__Aim__
Write out the records that appear below, verbatim and complete, but without pictures.

* Begin Exercise material *

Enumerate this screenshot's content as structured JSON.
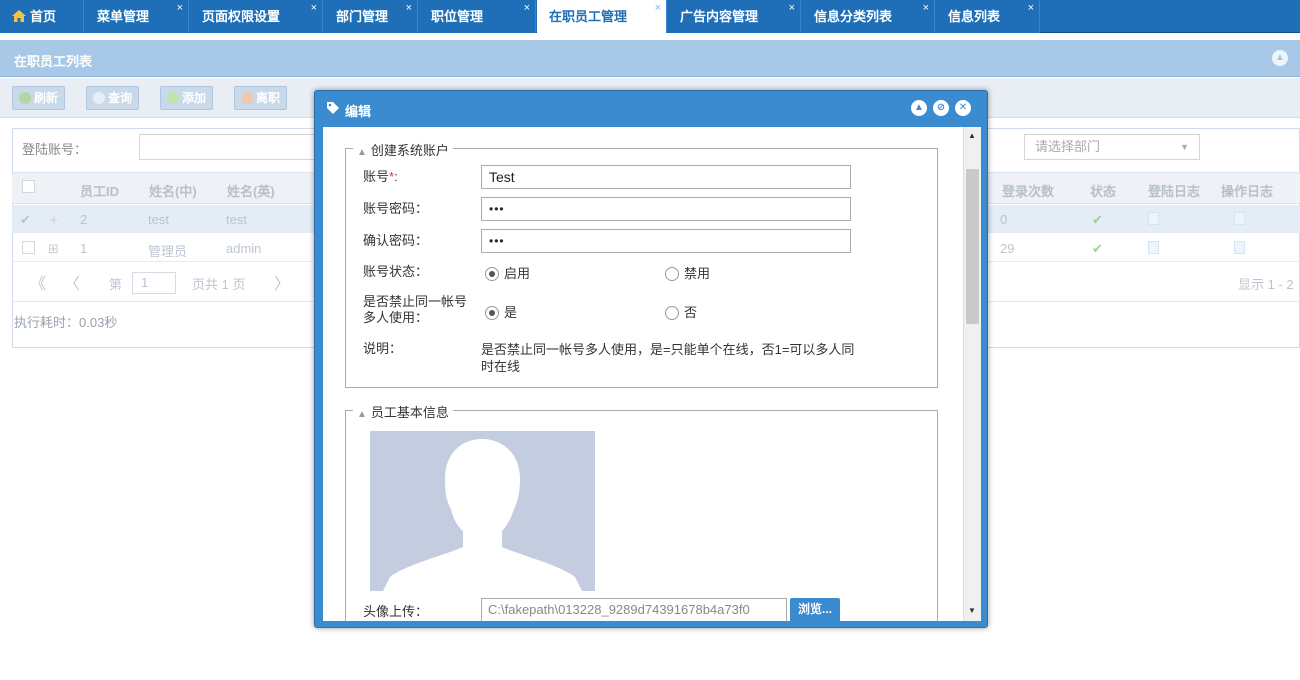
{
  "tabs": [
    {
      "label": "首页",
      "closable": false
    },
    {
      "label": "菜单管理",
      "closable": true
    },
    {
      "label": "页面权限设置",
      "closable": true
    },
    {
      "label": "部门管理",
      "closable": true
    },
    {
      "label": "职位管理",
      "closable": true
    },
    {
      "label": "在职员工管理",
      "closable": true,
      "active": true
    },
    {
      "label": "广告内容管理",
      "closable": true
    },
    {
      "label": "信息分类列表",
      "closable": true
    },
    {
      "label": "信息列表",
      "closable": true
    }
  ],
  "close_glyph": "×",
  "panel": {
    "title": "在职员工列表"
  },
  "toolbar": {
    "refresh": "刷新",
    "query": "查询",
    "add": "添加",
    "leave": "离职"
  },
  "filter": {
    "login_label": "登陆账号：",
    "dept_placeholder": "请选择部门"
  },
  "grid": {
    "headers_left": [
      "员工ID",
      "姓名(中)",
      "姓名(英)"
    ],
    "headers_right": [
      "登录次数",
      "状态",
      "登陆日志",
      "操作日志"
    ],
    "rows": [
      {
        "id": "2",
        "name_cn": "test",
        "name_en": "test",
        "login_count": "0",
        "status": "✔"
      },
      {
        "id": "1",
        "name_cn": "管理员",
        "name_en": "admin",
        "login_count": "29",
        "status": "✔"
      }
    ]
  },
  "pager": {
    "page_prefix": "第",
    "page": "1",
    "page_suffix": "页共 1 页",
    "display": "显示 1 - 2"
  },
  "exec_time": "执行耗时：0.03秒",
  "dialog": {
    "title": "编辑",
    "section1": {
      "legend": "创建系统账户",
      "account_label": "账号",
      "account_value": "Test",
      "password_label": "账号密码：",
      "password_value": "•••",
      "confirm_label": "确认密码：",
      "confirm_value": "•••",
      "status_label": "账号状态：",
      "status_on": "启用",
      "status_off": "禁用",
      "multi_label": "是否禁止同一帐号多人使用：",
      "multi_yes": "是",
      "multi_no": "否",
      "desc_label": "说明：",
      "desc_text": "是否禁止同一帐号多人使用，是=只能单个在线，否1=可以多人同时在线"
    },
    "section2": {
      "legend": "员工基本信息",
      "avatar_label": "头像上传：",
      "avatar_path": "C:\\fakepath\\013228_9289d74391678b4a73f0",
      "browse": "浏览..."
    }
  },
  "colors": {
    "accent": "#3b8bd1",
    "tabbar": "#1e6fb8",
    "panel_header": "#a7c8e6"
  }
}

* End Exercise material *

__Solution to this task__
Enumerate this screenshot's content as structured JSON.
{
  "tabs": [
    {
      "label": "首页",
      "closable": false
    },
    {
      "label": "菜单管理",
      "closable": true
    },
    {
      "label": "页面权限设置",
      "closable": true
    },
    {
      "label": "部门管理",
      "closable": true
    },
    {
      "label": "职位管理",
      "closable": true
    },
    {
      "label": "在职员工管理",
      "closable": true,
      "active": true
    },
    {
      "label": "广告内容管理",
      "closable": true
    },
    {
      "label": "信息分类列表",
      "closable": true
    },
    {
      "label": "信息列表",
      "closable": true
    }
  ],
  "close_glyph": "×",
  "panel": {
    "title": "在职员工列表"
  },
  "toolbar": {
    "refresh": "刷新",
    "query": "查询",
    "add": "添加",
    "leave": "离职"
  },
  "filter": {
    "login_label": "登陆账号：",
    "dept_placeholder": "请选择部门"
  },
  "grid": {
    "headers_left": [
      "员工ID",
      "姓名(中)",
      "姓名(英)"
    ],
    "headers_right": [
      "登录次数",
      "状态",
      "登陆日志",
      "操作日志"
    ],
    "rows": [
      {
        "id": "2",
        "name_cn": "test",
        "name_en": "test",
        "login_count": "0",
        "status": "✔"
      },
      {
        "id": "1",
        "name_cn": "管理员",
        "name_en": "admin",
        "login_count": "29",
        "status": "✔"
      }
    ]
  },
  "pager": {
    "page_prefix": "第",
    "page": "1",
    "page_suffix": "页共 1 页",
    "display": "显示 1 - 2"
  },
  "exec_time": "执行耗时：0.03秒",
  "dialog": {
    "title": "编辑",
    "section1": {
      "legend": "创建系统账户",
      "account_label": "账号",
      "account_value": "Test",
      "password_label": "账号密码：",
      "password_value": "•••",
      "confirm_label": "确认密码：",
      "confirm_value": "•••",
      "status_label": "账号状态：",
      "status_on": "启用",
      "status_off": "禁用",
      "multi_label": "是否禁止同一帐号多人使用：",
      "multi_yes": "是",
      "multi_no": "否",
      "desc_label": "说明：",
      "desc_text": "是否禁止同一帐号多人使用，是=只能单个在线，否1=可以多人同时在线"
    },
    "section2": {
      "legend": "员工基本信息",
      "avatar_label": "头像上传：",
      "avatar_path": "C:\\fakepath\\013228_9289d74391678b4a73f0",
      "browse": "浏览..."
    }
  },
  "colors": {
    "accent": "#3b8bd1",
    "tabbar": "#1e6fb8",
    "panel_header": "#a7c8e6"
  }
}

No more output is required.